* **Exercise**
Search the data below for "text"; list each line that holds it.

* **Data shown**
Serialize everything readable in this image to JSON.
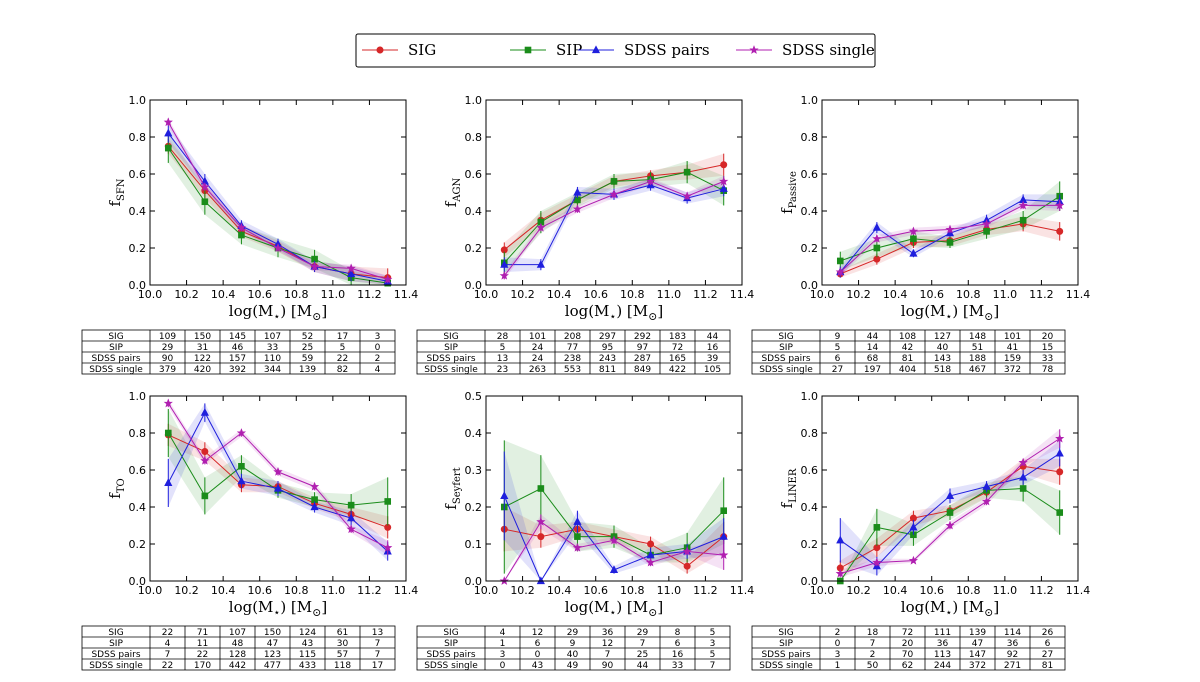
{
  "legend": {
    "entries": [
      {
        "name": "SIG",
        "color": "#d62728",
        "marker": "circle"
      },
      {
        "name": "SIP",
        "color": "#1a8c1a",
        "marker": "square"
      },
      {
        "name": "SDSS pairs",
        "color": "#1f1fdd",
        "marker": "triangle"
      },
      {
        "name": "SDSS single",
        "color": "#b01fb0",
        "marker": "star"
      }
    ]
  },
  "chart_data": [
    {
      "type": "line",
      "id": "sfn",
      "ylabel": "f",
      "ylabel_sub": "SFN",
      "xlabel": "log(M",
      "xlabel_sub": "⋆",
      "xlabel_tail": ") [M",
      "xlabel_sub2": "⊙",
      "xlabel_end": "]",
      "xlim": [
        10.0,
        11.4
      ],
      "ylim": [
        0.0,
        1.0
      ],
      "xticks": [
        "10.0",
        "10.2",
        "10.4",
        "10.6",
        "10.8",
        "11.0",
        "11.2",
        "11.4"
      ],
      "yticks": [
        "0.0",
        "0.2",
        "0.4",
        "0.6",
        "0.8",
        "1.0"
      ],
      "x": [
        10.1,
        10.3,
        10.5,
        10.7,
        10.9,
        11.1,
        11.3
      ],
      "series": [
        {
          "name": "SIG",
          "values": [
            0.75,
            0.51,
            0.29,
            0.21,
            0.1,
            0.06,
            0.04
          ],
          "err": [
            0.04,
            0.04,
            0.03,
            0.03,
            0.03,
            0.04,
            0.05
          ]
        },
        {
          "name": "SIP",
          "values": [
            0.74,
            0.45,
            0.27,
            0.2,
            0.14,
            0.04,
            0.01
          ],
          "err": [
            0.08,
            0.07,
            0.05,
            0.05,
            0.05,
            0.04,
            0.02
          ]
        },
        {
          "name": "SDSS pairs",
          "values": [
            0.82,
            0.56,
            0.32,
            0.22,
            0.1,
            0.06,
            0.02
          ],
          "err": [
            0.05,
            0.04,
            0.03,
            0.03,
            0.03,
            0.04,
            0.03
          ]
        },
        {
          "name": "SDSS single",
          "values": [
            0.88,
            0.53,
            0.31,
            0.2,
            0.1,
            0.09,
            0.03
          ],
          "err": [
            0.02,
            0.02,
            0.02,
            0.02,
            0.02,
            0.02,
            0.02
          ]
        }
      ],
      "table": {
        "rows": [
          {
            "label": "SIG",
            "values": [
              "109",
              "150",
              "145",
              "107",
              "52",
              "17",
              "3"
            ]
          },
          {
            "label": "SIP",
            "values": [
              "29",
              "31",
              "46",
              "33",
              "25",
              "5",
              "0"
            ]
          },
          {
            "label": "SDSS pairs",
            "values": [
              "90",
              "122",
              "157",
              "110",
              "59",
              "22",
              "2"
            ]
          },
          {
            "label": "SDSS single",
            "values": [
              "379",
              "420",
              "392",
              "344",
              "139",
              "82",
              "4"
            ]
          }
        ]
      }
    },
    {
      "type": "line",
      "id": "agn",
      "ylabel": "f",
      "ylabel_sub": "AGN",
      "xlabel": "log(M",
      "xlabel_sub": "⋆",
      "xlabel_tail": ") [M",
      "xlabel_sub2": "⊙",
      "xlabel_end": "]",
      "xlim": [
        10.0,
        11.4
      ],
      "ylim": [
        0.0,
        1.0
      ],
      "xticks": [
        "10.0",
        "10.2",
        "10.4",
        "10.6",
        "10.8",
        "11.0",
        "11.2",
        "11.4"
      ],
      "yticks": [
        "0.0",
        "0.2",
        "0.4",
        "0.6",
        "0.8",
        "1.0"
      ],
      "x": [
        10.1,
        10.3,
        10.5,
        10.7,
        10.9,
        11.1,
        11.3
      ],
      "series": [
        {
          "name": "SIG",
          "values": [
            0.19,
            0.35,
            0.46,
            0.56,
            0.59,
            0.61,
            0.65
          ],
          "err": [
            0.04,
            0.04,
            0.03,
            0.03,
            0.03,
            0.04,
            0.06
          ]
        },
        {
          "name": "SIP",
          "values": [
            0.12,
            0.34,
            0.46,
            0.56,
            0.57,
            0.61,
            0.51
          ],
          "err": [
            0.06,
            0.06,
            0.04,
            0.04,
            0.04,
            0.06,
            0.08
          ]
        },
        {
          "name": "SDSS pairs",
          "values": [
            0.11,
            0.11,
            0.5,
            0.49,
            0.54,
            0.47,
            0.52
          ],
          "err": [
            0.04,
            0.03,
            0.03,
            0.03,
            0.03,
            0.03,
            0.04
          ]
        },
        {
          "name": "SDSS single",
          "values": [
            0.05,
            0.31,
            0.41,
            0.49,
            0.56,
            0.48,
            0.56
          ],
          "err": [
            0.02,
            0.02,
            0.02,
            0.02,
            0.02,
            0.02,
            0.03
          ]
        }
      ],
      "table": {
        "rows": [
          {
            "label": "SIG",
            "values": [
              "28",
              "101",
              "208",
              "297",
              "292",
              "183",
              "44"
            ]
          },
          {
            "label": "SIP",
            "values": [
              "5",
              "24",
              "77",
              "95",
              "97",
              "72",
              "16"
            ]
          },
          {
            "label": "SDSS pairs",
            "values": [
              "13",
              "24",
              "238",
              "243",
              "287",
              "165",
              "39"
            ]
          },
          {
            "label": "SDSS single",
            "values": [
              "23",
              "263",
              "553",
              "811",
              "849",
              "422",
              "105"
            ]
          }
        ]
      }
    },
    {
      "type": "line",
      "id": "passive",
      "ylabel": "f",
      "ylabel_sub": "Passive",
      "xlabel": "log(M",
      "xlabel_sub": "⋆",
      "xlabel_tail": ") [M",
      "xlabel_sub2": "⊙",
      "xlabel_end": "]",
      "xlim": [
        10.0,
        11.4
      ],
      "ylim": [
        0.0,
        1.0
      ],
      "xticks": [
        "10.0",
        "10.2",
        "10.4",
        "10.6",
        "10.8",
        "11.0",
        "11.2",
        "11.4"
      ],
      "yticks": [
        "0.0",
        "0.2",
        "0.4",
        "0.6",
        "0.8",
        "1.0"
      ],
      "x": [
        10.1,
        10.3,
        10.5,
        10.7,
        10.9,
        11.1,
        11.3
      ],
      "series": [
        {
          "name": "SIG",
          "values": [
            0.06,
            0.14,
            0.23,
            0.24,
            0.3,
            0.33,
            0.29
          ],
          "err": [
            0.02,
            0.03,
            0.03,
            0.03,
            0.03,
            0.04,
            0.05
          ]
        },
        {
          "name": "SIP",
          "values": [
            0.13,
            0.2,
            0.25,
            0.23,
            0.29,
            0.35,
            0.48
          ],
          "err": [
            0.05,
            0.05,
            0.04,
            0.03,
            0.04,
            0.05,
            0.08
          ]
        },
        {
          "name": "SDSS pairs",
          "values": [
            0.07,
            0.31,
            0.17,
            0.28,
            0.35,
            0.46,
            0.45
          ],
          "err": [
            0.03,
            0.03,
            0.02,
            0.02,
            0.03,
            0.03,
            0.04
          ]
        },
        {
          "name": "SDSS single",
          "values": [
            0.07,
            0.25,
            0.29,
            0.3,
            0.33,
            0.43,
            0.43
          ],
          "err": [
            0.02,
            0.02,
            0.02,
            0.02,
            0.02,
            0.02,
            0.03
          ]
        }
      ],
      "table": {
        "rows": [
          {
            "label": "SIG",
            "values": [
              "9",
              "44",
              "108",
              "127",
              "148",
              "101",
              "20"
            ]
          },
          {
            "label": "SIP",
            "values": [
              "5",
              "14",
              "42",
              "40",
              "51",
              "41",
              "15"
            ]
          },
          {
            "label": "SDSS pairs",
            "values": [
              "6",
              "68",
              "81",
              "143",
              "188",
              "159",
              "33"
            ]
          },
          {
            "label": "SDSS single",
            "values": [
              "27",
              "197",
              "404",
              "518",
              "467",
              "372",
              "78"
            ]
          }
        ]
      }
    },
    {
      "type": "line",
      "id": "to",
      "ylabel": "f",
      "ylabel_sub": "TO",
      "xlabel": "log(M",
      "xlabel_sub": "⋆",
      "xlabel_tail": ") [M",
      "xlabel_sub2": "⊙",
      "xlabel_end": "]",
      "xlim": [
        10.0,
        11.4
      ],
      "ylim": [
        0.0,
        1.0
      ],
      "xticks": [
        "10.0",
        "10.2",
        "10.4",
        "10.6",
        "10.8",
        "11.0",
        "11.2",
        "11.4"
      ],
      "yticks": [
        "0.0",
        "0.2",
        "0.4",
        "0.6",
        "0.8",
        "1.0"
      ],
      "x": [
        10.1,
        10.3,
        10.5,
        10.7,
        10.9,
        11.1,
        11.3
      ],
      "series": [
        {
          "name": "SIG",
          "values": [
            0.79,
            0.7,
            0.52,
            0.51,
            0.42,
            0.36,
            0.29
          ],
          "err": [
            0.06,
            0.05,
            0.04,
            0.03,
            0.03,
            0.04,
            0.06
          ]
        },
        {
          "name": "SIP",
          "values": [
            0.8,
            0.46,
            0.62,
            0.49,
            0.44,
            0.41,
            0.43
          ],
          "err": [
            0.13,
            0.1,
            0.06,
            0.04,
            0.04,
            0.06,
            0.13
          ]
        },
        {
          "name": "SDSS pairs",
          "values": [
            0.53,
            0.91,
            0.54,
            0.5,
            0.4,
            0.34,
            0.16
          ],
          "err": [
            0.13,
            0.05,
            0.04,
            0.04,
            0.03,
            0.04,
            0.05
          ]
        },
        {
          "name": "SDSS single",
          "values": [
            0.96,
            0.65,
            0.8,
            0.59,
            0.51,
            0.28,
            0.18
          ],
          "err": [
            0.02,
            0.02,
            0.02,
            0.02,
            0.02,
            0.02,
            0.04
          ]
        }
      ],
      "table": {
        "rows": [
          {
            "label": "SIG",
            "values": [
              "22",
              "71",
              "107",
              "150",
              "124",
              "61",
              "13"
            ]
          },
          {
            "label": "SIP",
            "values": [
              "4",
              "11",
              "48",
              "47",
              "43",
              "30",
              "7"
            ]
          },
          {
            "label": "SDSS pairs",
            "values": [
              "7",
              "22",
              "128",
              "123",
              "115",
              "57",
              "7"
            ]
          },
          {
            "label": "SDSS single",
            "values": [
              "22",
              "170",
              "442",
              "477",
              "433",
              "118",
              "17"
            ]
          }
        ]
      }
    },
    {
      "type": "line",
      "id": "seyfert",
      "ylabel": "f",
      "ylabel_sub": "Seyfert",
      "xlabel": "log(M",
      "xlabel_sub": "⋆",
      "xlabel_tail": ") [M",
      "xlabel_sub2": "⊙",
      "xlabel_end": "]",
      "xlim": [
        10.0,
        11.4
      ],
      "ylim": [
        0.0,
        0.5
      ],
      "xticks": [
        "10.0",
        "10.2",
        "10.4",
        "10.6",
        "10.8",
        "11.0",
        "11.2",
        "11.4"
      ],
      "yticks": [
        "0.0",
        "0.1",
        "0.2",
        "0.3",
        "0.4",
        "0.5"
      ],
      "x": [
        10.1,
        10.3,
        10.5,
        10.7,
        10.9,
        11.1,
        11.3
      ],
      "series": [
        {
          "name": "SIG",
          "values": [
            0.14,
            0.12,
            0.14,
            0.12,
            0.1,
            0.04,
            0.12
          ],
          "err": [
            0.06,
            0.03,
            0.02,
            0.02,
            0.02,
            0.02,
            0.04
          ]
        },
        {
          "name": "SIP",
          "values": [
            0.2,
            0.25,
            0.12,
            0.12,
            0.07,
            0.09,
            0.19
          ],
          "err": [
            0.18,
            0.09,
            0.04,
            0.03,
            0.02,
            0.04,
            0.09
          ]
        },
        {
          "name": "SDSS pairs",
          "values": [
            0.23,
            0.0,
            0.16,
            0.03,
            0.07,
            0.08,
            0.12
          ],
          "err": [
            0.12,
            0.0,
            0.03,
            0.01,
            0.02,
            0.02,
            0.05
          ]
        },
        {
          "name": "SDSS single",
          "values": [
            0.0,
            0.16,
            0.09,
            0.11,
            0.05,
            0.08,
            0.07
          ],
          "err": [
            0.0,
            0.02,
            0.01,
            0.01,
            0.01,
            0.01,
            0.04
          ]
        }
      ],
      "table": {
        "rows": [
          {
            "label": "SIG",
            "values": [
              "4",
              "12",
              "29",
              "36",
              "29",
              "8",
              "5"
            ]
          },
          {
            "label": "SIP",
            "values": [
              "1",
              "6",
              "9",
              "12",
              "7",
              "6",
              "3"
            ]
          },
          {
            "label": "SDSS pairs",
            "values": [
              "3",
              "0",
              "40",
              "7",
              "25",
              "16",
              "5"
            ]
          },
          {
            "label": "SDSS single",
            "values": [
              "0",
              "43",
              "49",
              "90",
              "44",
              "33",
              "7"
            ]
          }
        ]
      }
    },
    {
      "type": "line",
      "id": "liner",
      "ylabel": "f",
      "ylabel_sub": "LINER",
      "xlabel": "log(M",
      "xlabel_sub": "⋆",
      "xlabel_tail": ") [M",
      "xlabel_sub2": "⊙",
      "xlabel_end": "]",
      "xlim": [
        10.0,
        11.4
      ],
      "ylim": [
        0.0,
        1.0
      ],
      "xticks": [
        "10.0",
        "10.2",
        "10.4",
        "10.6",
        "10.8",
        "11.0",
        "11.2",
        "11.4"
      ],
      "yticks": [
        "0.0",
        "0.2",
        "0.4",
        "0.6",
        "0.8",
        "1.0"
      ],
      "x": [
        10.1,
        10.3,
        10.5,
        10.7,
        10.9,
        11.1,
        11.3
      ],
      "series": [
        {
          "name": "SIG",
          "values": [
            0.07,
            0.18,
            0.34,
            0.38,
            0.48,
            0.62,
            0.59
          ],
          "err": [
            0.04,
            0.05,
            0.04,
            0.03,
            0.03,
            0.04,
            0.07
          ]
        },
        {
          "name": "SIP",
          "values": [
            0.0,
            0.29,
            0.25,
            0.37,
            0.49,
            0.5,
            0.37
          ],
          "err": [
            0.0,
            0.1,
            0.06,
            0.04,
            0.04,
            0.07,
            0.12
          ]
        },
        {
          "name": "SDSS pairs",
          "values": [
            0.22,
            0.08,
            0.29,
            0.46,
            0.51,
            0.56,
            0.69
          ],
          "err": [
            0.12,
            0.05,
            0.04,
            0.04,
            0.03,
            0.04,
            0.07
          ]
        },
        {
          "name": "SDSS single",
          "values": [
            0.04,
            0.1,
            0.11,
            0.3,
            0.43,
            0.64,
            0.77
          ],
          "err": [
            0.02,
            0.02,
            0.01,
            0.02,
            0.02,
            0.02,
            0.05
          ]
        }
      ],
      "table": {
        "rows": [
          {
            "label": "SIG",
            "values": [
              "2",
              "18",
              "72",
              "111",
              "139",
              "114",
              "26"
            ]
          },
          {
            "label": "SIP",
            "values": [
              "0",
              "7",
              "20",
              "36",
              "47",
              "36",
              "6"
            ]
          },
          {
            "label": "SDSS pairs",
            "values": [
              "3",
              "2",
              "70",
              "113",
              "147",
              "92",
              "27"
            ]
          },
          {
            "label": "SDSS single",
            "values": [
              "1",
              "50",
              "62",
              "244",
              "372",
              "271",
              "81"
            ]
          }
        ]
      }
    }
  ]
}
* * *
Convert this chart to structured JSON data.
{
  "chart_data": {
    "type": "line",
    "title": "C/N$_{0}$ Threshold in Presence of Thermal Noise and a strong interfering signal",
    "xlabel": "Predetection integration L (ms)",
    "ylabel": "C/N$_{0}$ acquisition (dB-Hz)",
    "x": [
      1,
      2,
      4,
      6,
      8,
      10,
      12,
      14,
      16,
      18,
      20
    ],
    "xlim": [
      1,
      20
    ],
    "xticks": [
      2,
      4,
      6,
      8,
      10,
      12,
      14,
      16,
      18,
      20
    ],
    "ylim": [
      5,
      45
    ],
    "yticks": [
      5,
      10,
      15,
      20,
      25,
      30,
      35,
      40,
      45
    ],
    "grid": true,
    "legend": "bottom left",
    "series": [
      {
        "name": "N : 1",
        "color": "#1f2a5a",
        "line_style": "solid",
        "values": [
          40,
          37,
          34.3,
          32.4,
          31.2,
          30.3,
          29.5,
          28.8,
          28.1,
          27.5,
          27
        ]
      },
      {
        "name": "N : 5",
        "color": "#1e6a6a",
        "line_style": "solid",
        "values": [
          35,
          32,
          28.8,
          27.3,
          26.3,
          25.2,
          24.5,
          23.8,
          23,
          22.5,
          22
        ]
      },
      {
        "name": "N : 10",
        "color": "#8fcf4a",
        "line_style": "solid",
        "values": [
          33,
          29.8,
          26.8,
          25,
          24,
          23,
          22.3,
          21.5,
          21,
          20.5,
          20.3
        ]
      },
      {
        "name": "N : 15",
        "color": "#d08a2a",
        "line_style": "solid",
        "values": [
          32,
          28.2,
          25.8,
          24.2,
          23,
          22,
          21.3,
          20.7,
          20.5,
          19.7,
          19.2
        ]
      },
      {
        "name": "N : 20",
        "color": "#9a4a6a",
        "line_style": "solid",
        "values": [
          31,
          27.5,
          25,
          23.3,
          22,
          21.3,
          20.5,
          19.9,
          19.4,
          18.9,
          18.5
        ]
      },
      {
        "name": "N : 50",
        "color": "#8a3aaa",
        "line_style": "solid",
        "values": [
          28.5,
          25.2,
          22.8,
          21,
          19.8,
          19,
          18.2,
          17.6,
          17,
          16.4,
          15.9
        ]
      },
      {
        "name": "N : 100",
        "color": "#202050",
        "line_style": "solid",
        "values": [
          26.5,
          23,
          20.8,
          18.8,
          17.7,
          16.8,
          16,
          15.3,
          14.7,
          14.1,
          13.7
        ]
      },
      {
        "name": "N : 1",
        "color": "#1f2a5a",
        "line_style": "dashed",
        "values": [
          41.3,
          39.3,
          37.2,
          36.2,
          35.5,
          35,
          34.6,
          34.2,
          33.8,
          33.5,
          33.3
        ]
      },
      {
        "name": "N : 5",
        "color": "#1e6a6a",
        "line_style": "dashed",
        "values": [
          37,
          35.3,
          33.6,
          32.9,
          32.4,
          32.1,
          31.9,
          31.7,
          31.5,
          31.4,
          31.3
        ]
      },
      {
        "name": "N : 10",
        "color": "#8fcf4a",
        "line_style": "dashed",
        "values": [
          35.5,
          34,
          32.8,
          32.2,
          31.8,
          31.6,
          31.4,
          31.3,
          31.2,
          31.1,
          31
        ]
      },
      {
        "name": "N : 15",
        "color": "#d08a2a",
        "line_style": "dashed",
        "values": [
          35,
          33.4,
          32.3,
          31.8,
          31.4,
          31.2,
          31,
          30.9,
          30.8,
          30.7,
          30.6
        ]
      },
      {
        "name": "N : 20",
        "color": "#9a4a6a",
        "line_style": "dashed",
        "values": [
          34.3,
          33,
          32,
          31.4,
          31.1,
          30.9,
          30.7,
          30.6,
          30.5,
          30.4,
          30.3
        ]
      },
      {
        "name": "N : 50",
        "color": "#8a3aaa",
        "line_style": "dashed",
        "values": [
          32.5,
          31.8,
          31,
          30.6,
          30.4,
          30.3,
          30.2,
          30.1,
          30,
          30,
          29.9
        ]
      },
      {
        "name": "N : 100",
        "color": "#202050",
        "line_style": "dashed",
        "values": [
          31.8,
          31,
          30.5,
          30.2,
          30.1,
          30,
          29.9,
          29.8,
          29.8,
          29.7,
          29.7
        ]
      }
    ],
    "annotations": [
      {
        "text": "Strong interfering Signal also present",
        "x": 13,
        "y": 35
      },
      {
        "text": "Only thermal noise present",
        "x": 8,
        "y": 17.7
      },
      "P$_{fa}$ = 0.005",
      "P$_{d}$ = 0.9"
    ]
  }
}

* **Result for this task**
        "text": "Strong interfering Signal also present",
        "text": "Only thermal noise present",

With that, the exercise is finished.